• Problem details
Output the records. Match them exactly.

• Supplied material
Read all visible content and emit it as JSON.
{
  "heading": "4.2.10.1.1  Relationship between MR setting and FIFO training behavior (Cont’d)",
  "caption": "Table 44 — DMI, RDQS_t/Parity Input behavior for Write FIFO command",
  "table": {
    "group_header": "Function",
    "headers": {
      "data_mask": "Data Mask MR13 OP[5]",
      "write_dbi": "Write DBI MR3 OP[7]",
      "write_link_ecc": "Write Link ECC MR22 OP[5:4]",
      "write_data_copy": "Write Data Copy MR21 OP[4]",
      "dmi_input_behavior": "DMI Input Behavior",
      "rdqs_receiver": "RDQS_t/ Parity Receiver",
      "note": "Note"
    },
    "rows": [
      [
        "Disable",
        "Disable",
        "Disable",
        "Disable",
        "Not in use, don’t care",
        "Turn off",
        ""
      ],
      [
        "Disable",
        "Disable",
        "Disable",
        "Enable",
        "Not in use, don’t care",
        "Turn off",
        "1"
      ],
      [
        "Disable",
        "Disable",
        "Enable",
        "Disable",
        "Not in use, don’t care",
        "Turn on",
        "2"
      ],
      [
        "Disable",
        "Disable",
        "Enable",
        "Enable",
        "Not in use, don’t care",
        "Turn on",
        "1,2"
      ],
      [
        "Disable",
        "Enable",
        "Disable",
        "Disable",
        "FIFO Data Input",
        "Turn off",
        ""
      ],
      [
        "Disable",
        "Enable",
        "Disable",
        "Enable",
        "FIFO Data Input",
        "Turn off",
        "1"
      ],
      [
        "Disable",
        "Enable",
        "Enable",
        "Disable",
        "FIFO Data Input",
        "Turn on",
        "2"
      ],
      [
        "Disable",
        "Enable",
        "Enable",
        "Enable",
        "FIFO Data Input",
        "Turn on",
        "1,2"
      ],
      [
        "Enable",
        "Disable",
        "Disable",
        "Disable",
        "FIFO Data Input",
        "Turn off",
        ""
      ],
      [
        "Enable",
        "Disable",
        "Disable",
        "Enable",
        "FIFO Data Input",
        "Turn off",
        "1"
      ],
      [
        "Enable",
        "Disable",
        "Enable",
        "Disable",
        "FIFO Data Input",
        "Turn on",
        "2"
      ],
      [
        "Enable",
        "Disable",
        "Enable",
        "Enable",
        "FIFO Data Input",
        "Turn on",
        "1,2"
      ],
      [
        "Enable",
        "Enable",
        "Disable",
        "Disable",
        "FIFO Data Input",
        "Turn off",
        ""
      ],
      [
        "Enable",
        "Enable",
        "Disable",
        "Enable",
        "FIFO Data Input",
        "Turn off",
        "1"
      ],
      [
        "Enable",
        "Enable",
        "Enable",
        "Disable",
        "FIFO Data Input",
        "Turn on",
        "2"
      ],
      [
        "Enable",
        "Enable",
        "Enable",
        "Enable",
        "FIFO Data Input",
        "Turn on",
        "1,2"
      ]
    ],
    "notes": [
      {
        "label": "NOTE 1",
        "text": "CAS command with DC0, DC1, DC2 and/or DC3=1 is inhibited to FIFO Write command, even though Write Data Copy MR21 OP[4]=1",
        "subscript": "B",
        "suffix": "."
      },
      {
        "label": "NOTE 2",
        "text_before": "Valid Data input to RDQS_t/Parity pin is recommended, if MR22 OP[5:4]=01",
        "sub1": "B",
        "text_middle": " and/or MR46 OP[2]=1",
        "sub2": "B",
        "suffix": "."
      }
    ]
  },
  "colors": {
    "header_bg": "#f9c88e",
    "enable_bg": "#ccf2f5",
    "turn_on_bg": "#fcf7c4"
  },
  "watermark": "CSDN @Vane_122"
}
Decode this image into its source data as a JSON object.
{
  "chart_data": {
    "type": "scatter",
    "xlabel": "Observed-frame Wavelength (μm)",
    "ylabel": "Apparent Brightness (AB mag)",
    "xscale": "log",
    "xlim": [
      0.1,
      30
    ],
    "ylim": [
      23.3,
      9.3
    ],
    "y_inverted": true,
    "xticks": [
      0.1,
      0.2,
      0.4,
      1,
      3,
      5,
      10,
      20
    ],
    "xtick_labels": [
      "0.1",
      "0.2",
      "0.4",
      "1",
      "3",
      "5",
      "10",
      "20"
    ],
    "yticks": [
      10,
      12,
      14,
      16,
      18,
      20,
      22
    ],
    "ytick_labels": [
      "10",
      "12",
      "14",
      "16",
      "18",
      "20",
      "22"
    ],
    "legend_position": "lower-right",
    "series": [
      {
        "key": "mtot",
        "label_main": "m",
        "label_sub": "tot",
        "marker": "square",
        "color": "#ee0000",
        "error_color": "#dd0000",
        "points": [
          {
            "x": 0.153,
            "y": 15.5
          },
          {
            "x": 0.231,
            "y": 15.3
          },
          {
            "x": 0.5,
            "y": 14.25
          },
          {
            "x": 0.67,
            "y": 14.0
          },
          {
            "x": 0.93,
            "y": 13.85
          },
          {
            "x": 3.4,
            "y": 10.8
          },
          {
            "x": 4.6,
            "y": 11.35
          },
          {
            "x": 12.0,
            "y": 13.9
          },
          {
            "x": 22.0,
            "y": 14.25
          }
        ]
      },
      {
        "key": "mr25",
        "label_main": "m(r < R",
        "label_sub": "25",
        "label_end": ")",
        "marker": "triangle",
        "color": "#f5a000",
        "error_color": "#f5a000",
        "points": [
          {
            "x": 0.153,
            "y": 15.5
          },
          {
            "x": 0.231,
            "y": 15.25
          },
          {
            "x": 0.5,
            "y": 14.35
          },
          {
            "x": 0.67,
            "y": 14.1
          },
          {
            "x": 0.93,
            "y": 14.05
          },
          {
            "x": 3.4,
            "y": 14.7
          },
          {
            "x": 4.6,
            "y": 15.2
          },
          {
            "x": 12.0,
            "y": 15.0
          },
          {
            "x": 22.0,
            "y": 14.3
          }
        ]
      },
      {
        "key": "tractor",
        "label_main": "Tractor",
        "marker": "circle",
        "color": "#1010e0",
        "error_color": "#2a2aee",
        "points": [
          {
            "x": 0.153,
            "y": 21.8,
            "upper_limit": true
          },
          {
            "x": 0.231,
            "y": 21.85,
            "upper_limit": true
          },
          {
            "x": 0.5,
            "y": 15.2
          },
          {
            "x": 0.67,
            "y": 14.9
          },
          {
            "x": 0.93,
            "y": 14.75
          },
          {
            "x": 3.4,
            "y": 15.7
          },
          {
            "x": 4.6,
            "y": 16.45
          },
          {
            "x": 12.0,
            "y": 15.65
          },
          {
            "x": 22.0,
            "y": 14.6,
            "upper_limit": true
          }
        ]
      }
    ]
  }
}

• Answer for this exercise
Read all visible content and emit it as JSON.
{
  "heading": "4.2.10.1.1  Relationship between MR setting and FIFO training behavior (Cont’d)",
  "caption": "Table 44 — DMI, RDQS_t/Parity Input behavior for Write FIFO command",
  "table": {
    "group_header": "Function",
    "headers": {
      "data_mask": "Data Mask MR13 OP[5]",
      "write_dbi": "Write DBI MR3 OP[7]",
      "write_link_ecc": "Write Link ECC MR22 OP[5:4]",
      "write_data_copy": "Write Data Copy MR21 OP[4]",
      "dmi_input_behavior": "DMI Input Behavior",
      "rdqs_receiver": "RDQS_t/ Parity Receiver",
      "note": "Note"
    },
    "rows": [
      [
        "Disable",
        "Disable",
        "Disable",
        "Disable",
        "Not in use, don’t care",
        "Turn off",
        ""
      ],
      [
        "Disable",
        "Disable",
        "Disable",
        "Enable",
        "Not in use, don’t care",
        "Turn off",
        "1"
      ],
      [
        "Disable",
        "Disable",
        "Enable",
        "Disable",
        "Not in use, don’t care",
        "Turn on",
        "2"
      ],
      [
        "Disable",
        "Disable",
        "Enable",
        "Enable",
        "Not in use, don’t care",
        "Turn on",
        "1,2"
      ],
      [
        "Disable",
        "Enable",
        "Disable",
        "Disable",
        "FIFO Data Input",
        "Turn off",
        ""
      ],
      [
        "Disable",
        "Enable",
        "Disable",
        "Enable",
        "FIFO Data Input",
        "Turn off",
        "1"
      ],
      [
        "Disable",
        "Enable",
        "Enable",
        "Disable",
        "FIFO Data Input",
        "Turn on",
        "2"
      ],
      [
        "Disable",
        "Enable",
        "Enable",
        "Enable",
        "FIFO Data Input",
        "Turn on",
        "1,2"
      ],
      [
        "Enable",
        "Disable",
        "Disable",
        "Disable",
        "FIFO Data Input",
        "Turn off",
        ""
      ],
      [
        "Enable",
        "Disable",
        "Disable",
        "Enable",
        "FIFO Data Input",
        "Turn off",
        "1"
      ],
      [
        "Enable",
        "Disable",
        "Enable",
        "Disable",
        "FIFO Data Input",
        "Turn on",
        "2"
      ],
      [
        "Enable",
        "Disable",
        "Enable",
        "Enable",
        "FIFO Data Input",
        "Turn on",
        "1,2"
      ],
      [
        "Enable",
        "Enable",
        "Disable",
        "Disable",
        "FIFO Data Input",
        "Turn off",
        ""
      ],
      [
        "Enable",
        "Enable",
        "Disable",
        "Enable",
        "FIFO Data Input",
        "Turn off",
        "1"
      ],
      [
        "Enable",
        "Enable",
        "Enable",
        "Disable",
        "FIFO Data Input",
        "Turn on",
        "2"
      ],
      [
        "Enable",
        "Enable",
        "Enable",
        "Enable",
        "FIFO Data Input",
        "Turn on",
        "1,2"
      ]
    ],
    "notes": [
      {
        "label": "NOTE 1",
        "text": "CAS command with DC0, DC1, DC2 and/or DC3=1 is inhibited to FIFO Write command, even though Write Data Copy MR21 OP[4]=1",
        "subscript": "B",
        "suffix": "."
      },
      {
        "label": "NOTE 2",
        "text_before": "Valid Data input to RDQS_t/Parity pin is recommended, if MR22 OP[5:4]=01",
        "sub1": "B",
        "text_middle": " and/or MR46 OP[2]=1",
        "sub2": "B",
        "suffix": "."
      }
    ]
  },
  "colors": {
    "header_bg": "#f9c88e",
    "enable_bg": "#ccf2f5",
    "turn_on_bg": "#fcf7c4"
  },
  "watermark": "CSDN @Vane_122"
}
Decode this image into its source data as a JSON object.
{
  "chart_data": {
    "type": "scatter",
    "xlabel": "Observed-frame Wavelength (μm)",
    "ylabel": "Apparent Brightness (AB mag)",
    "xscale": "log",
    "xlim": [
      0.1,
      30
    ],
    "ylim": [
      23.3,
      9.3
    ],
    "y_inverted": true,
    "xticks": [
      0.1,
      0.2,
      0.4,
      1,
      3,
      5,
      10,
      20
    ],
    "xtick_labels": [
      "0.1",
      "0.2",
      "0.4",
      "1",
      "3",
      "5",
      "10",
      "20"
    ],
    "yticks": [
      10,
      12,
      14,
      16,
      18,
      20,
      22
    ],
    "ytick_labels": [
      "10",
      "12",
      "14",
      "16",
      "18",
      "20",
      "22"
    ],
    "legend_position": "lower-right",
    "series": [
      {
        "key": "mtot",
        "label_main": "m",
        "label_sub": "tot",
        "marker": "square",
        "color": "#ee0000",
        "error_color": "#dd0000",
        "points": [
          {
            "x": 0.153,
            "y": 15.5
          },
          {
            "x": 0.231,
            "y": 15.3
          },
          {
            "x": 0.5,
            "y": 14.25
          },
          {
            "x": 0.67,
            "y": 14.0
          },
          {
            "x": 0.93,
            "y": 13.85
          },
          {
            "x": 3.4,
            "y": 10.8
          },
          {
            "x": 4.6,
            "y": 11.35
          },
          {
            "x": 12.0,
            "y": 13.9
          },
          {
            "x": 22.0,
            "y": 14.25
          }
        ]
      },
      {
        "key": "mr25",
        "label_main": "m(r < R",
        "label_sub": "25",
        "label_end": ")",
        "marker": "triangle",
        "color": "#f5a000",
        "error_color": "#f5a000",
        "points": [
          {
            "x": 0.153,
            "y": 15.5
          },
          {
            "x": 0.231,
            "y": 15.25
          },
          {
            "x": 0.5,
            "y": 14.35
          },
          {
            "x": 0.67,
            "y": 14.1
          },
          {
            "x": 0.93,
            "y": 14.05
          },
          {
            "x": 3.4,
            "y": 14.7
          },
          {
            "x": 4.6,
            "y": 15.2
          },
          {
            "x": 12.0,
            "y": 15.0
          },
          {
            "x": 22.0,
            "y": 14.3
          }
        ]
      },
      {
        "key": "tractor",
        "label_main": "Tractor",
        "marker": "circle",
        "color": "#1010e0",
        "error_color": "#2a2aee",
        "points": [
          {
            "x": 0.153,
            "y": 21.8,
            "upper_limit": true
          },
          {
            "x": 0.231,
            "y": 21.85,
            "upper_limit": true
          },
          {
            "x": 0.5,
            "y": 15.2
          },
          {
            "x": 0.67,
            "y": 14.9
          },
          {
            "x": 0.93,
            "y": 14.75
          },
          {
            "x": 3.4,
            "y": 15.7
          },
          {
            "x": 4.6,
            "y": 16.45
          },
          {
            "x": 12.0,
            "y": 15.65
          },
          {
            "x": 22.0,
            "y": 14.6,
            "upper_limit": true
          }
        ]
      }
    ]
  }
}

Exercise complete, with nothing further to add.